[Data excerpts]
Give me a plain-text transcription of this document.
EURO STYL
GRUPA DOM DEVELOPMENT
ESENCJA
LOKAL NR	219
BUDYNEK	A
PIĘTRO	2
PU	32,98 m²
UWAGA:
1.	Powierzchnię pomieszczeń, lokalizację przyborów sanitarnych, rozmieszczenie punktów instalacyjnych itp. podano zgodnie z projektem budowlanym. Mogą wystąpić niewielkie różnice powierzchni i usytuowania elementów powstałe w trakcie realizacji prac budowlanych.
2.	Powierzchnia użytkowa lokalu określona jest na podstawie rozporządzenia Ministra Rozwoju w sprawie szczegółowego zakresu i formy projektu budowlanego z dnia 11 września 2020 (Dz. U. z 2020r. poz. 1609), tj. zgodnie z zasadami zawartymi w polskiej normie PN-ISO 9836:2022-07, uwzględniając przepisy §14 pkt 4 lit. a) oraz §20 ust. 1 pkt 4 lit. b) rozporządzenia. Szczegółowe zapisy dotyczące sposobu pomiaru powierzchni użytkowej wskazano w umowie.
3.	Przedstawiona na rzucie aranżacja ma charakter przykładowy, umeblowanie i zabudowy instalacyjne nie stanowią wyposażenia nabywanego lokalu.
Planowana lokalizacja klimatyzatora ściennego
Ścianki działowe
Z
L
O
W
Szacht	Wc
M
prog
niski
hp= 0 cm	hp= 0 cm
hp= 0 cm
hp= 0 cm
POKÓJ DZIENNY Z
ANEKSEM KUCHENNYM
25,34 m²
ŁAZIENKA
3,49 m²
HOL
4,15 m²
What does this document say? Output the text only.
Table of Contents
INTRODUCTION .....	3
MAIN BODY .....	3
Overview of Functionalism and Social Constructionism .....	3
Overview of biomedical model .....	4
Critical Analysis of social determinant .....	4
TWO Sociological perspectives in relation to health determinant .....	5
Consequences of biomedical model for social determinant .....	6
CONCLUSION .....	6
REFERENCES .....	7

Short exercise: Every line that holds the word "this" should be extracted.

Result of the exercise:
Give me a plain-text transcription of this document.
What does this document say? Output the text only.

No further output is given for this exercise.